### Short exercise
List, from the lines below, each one with "horizontal" in it.

### Task input
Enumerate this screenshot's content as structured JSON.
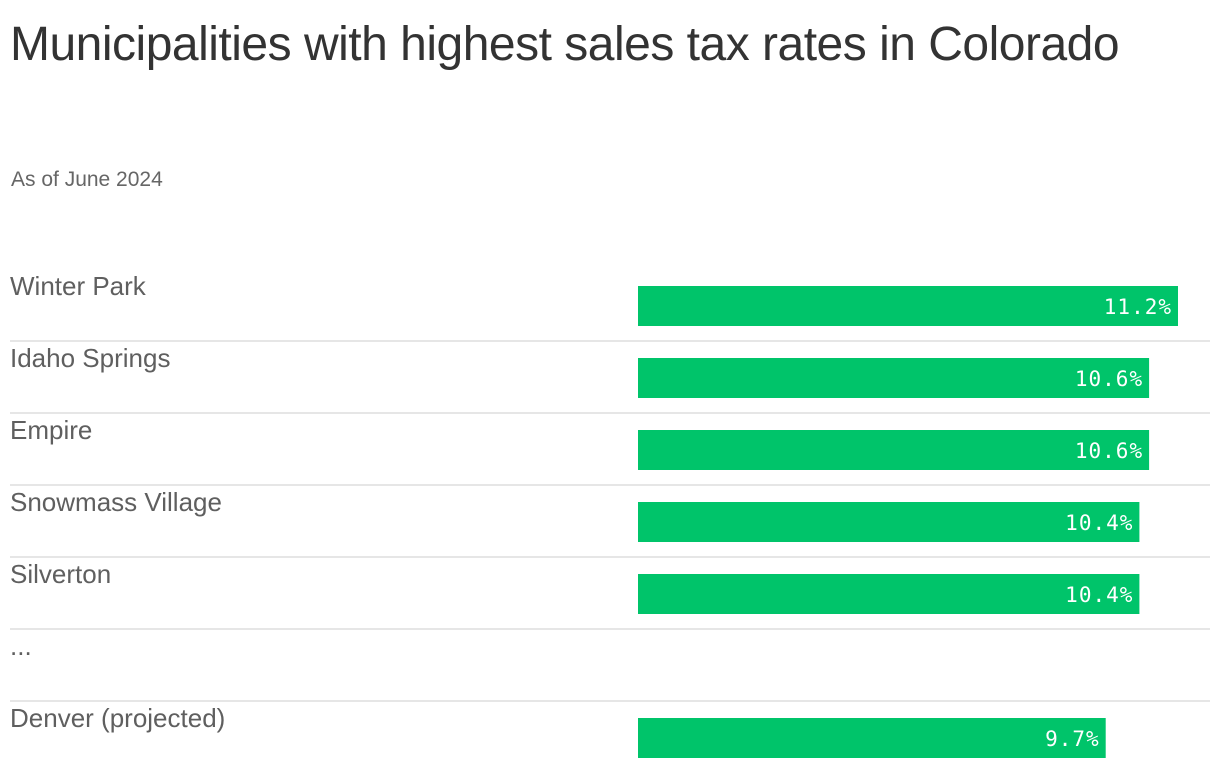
{
  "header": {
    "title": "Municipalities with highest sales tax rates in Colorado",
    "subtitle": "As of June 2024"
  },
  "colors": {
    "bar": "#00c46a",
    "label": "#5f5f5f",
    "divider": "#dddddd"
  },
  "chart_data": {
    "type": "bar",
    "orientation": "horizontal",
    "title": "Municipalities with highest sales tax rates in Colorado",
    "subtitle": "As of June 2024",
    "xlim": [
      0,
      11.2
    ],
    "grid": false,
    "rows": [
      {
        "label": "Winter Park",
        "value": 11.2,
        "value_label": "11.2%"
      },
      {
        "label": "Idaho Springs",
        "value": 10.6,
        "value_label": "10.6%"
      },
      {
        "label": "Empire",
        "value": 10.6,
        "value_label": "10.6%"
      },
      {
        "label": "Snowmass Village",
        "value": 10.4,
        "value_label": "10.4%"
      },
      {
        "label": "Silverton",
        "value": 10.4,
        "value_label": "10.4%"
      },
      {
        "label": "...",
        "value": null,
        "value_label": ""
      },
      {
        "label": "Denver (projected)",
        "value": 9.7,
        "value_label": "9.7%"
      }
    ]
  }
}
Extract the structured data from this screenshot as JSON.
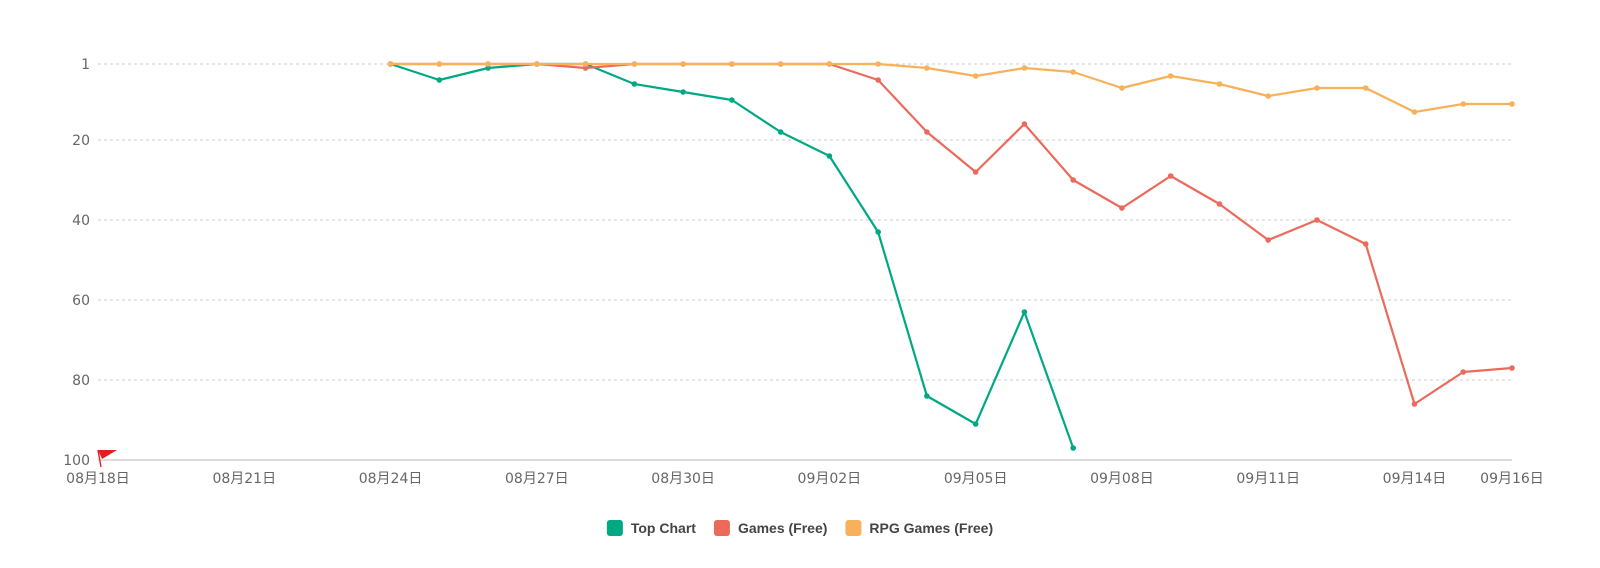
{
  "chart_data": {
    "type": "line",
    "title": "",
    "xlabel": "",
    "ylabel": "",
    "y_inverted": true,
    "ylim": [
      100,
      1
    ],
    "y_ticks": [
      1,
      20,
      40,
      60,
      80,
      100
    ],
    "y_tick_labels": [
      "1",
      "20",
      "40",
      "60",
      "80",
      "100"
    ],
    "x_range": [
      "08-18",
      "09-16"
    ],
    "x_ticks": [
      "08-18",
      "08-21",
      "08-24",
      "08-27",
      "08-30",
      "09-02",
      "09-05",
      "09-08",
      "09-11",
      "09-14",
      "09-16"
    ],
    "x_tick_labels": [
      "08月18日",
      "08月21日",
      "08月24日",
      "08月27日",
      "08月30日",
      "09月02日",
      "09月05日",
      "09月08日",
      "09月11日",
      "09月14日",
      "09月16日"
    ],
    "grid": "horizontal-dashed",
    "legend_position": "bottom-center",
    "series": [
      {
        "name": "Top Chart",
        "color": "#00a884",
        "x": [
          "08-24",
          "08-25",
          "08-26",
          "08-27",
          "08-28",
          "08-29",
          "08-30",
          "08-31",
          "09-01",
          "09-02",
          "09-03",
          "09-04",
          "09-05",
          "09-06",
          "09-07"
        ],
        "values": [
          1,
          5,
          2,
          1,
          1,
          6,
          8,
          10,
          18,
          24,
          43,
          84,
          91,
          63,
          97
        ]
      },
      {
        "name": "Games (Free)",
        "color": "#eb6a5c",
        "x": [
          "08-24",
          "08-25",
          "08-26",
          "08-27",
          "08-28",
          "08-29",
          "08-30",
          "08-31",
          "09-01",
          "09-02",
          "09-03",
          "09-04",
          "09-05",
          "09-06",
          "09-07",
          "09-08",
          "09-09",
          "09-10",
          "09-11",
          "09-12",
          "09-13",
          "09-14",
          "09-15",
          "09-16"
        ],
        "values": [
          1,
          1,
          1,
          1,
          2,
          1,
          1,
          1,
          1,
          1,
          5,
          18,
          28,
          16,
          30,
          37,
          29,
          36,
          45,
          40,
          46,
          86,
          78,
          77
        ]
      },
      {
        "name": "RPG Games (Free)",
        "color": "#f7b15b",
        "x": [
          "08-24",
          "08-25",
          "08-26",
          "08-27",
          "08-28",
          "08-29",
          "08-30",
          "08-31",
          "09-01",
          "09-02",
          "09-03",
          "09-04",
          "09-05",
          "09-06",
          "09-07",
          "09-08",
          "09-09",
          "09-10",
          "09-11",
          "09-12",
          "09-13",
          "09-14",
          "09-15",
          "09-16"
        ],
        "values": [
          1,
          1,
          1,
          1,
          1,
          1,
          1,
          1,
          1,
          1,
          1,
          2,
          4,
          2,
          3,
          7,
          4,
          6,
          9,
          7,
          7,
          13,
          11,
          11
        ]
      }
    ],
    "marker": {
      "name": "flag-icon",
      "color": "#e02020",
      "x": "08-18"
    }
  }
}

### Written response
    "orientation": "horizontal",
    "grid": "horizontal-dashed",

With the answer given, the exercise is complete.